Task directions –
Look through the records below, and copy out every line that holds the string "action".

Records for this exercise –
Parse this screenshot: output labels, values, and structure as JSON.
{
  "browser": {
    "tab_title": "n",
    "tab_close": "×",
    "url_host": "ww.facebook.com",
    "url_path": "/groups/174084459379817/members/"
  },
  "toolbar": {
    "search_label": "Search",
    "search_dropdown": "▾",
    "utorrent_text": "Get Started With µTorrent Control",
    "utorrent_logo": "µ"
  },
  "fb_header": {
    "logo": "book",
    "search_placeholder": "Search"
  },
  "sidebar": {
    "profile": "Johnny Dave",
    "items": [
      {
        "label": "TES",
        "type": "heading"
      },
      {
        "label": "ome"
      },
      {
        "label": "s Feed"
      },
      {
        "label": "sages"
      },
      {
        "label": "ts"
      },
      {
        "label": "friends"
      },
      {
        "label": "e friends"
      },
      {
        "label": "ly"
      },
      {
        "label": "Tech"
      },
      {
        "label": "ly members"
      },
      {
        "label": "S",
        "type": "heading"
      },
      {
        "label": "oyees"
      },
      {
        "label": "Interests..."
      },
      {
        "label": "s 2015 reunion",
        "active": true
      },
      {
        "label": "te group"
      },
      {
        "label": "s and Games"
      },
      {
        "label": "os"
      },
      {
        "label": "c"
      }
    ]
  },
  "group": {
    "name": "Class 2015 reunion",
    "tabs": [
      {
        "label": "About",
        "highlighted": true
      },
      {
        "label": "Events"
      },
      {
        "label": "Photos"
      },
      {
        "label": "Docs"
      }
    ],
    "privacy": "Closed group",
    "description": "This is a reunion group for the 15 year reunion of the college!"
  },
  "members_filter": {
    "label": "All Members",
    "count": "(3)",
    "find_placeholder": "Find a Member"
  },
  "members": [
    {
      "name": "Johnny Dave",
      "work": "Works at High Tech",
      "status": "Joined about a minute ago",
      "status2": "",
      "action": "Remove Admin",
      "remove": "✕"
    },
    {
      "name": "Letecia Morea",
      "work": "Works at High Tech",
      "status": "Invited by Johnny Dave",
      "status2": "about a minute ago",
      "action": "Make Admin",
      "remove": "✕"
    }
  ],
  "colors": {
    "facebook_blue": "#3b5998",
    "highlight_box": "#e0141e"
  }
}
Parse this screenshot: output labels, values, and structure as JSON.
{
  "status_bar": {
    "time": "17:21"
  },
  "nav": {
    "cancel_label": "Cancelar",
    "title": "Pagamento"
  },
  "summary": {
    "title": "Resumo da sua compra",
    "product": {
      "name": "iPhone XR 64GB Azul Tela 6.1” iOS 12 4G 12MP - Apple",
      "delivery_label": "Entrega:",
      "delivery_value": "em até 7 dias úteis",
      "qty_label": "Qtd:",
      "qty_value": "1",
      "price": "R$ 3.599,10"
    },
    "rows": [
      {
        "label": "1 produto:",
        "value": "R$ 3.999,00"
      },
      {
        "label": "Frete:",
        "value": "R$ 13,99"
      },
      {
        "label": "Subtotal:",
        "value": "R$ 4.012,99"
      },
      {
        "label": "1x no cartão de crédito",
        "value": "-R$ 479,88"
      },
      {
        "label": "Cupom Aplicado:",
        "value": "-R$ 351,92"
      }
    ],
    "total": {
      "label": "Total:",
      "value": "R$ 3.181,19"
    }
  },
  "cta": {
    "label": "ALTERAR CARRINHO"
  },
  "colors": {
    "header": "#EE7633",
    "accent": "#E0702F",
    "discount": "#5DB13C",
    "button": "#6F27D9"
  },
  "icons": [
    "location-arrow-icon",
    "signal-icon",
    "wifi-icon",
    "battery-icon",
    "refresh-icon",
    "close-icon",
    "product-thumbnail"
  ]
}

Solution for this task –
      "action": "Remove Admin",
      "action": "Make Admin",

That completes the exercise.